● PROBLEM TO SOLVE: The data below should be printed in full, exactly, and without any of its images.

● GIVEN RECORDS:
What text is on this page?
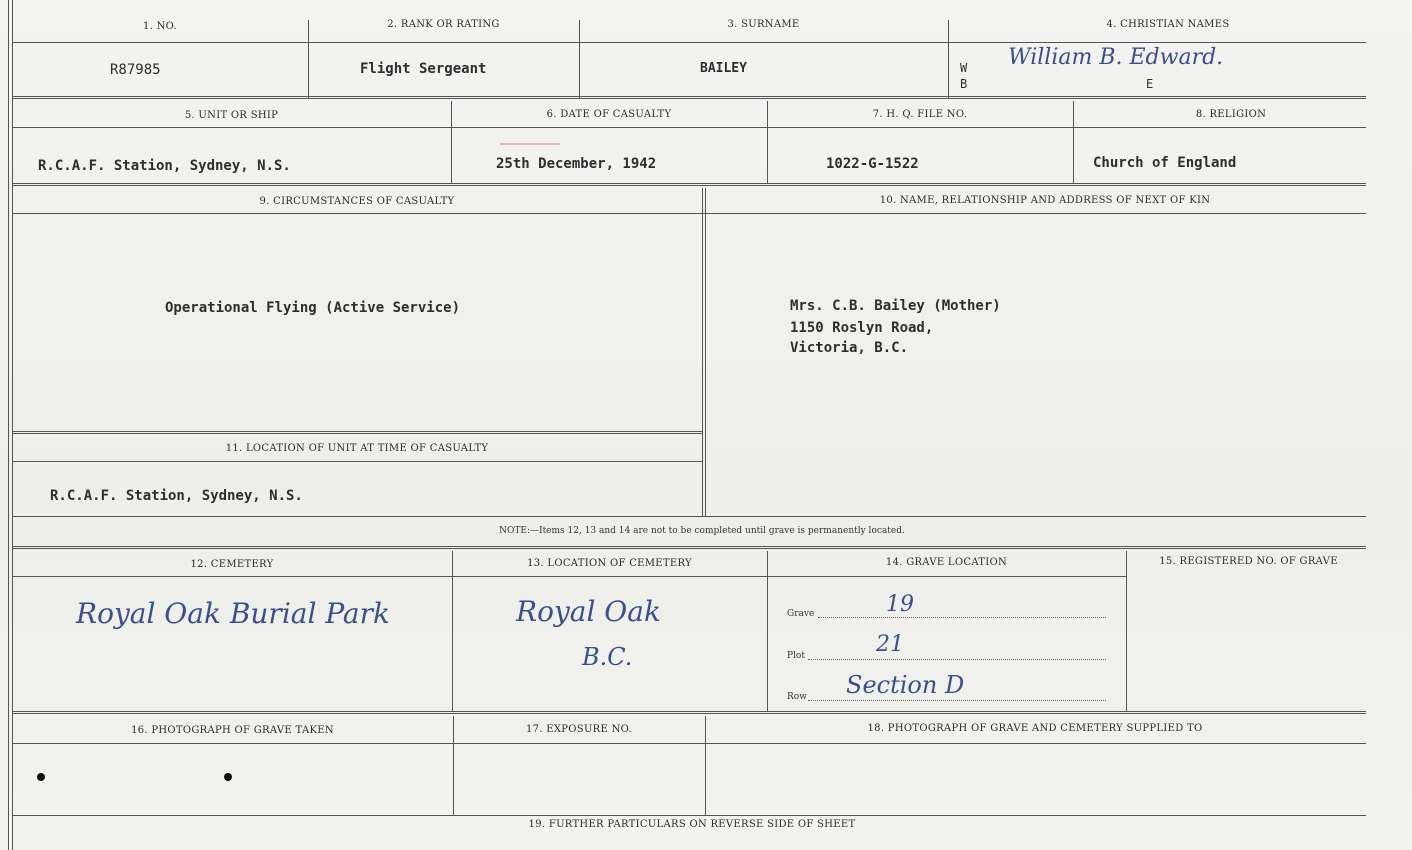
1. NO.	2. RANK OR RATING	3. SURNAME	4. CHRISTIAN NAMES
R87985	Flight Sergeant	BAILEY	William B. Edward.
W
B	E
5. UNIT OR SHIP	6. DATE OF CASUALTY	7. H. Q. FILE NO.	8. RELIGION
R.C.A.F. Station, Sydney, N.S.	25th December, 1942	1022-G-1522	Church of England
9. CIRCUMSTANCES OF CASUALTY	10. NAME, RELATIONSHIP AND ADDRESS OF NEXT OF KIN
Operational Flying (Active Service)	Mrs. C.B. Bailey (Mother)
1150 Roslyn Road,
Victoria, B.C.
11. LOCATION OF UNIT AT TIME OF CASUALTY
R.C.A.F. Station, Sydney, N.S.
NOTE:—Items 12, 13 and 14 are not to be completed until grave is permanently located.
12. CEMETERY	13. LOCATION OF CEMETERY	14. GRAVE LOCATION	15. REGISTERED NO. OF GRAVE
Royal Oak Burial Park	Royal Oak
B.C.
Grave	19
Plot	21
Row Section D
16. PHOTOGRAPH OF GRAVE TAKEN	17. EXPOSURE NO.	18. PHOTOGRAPH OF GRAVE AND CEMETERY SUPPLIED TO
19. FURTHER PARTICULARS ON REVERSE SIDE OF SHEET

● CORRECT OUTPUT:
What text is on this page?
1. NO.	2. RANK OR RATING	3. SURNAME	4. CHRISTIAN NAMES
R87985	Flight Sergeant	BAILEY	William B. Edward.
W
B	E
5. UNIT OR SHIP	6. DATE OF CASUALTY	7. H. Q. FILE NO.	8. RELIGION
R.C.A.F. Station, Sydney, N.S.	25th December, 1942	1022-G-1522	Church of England
9. CIRCUMSTANCES OF CASUALTY	10. NAME, RELATIONSHIP AND ADDRESS OF NEXT OF KIN
Operational Flying (Active Service)	Mrs. C.B. Bailey (Mother)
1150 Roslyn Road,
Victoria, B.C.
11. LOCATION OF UNIT AT TIME OF CASUALTY
R.C.A.F. Station, Sydney, N.S.
NOTE:—Items 12, 13 and 14 are not to be completed until grave is permanently located.
12. CEMETERY	13. LOCATION OF CEMETERY	14. GRAVE LOCATION	15. REGISTERED NO. OF GRAVE
Royal Oak Burial Park	Royal Oak
B.C.
Grave	19
Plot	21
Row Section D
16. PHOTOGRAPH OF GRAVE TAKEN	17. EXPOSURE NO.	18. PHOTOGRAPH OF GRAVE AND CEMETERY SUPPLIED TO
19. FURTHER PARTICULARS ON REVERSE SIDE OF SHEET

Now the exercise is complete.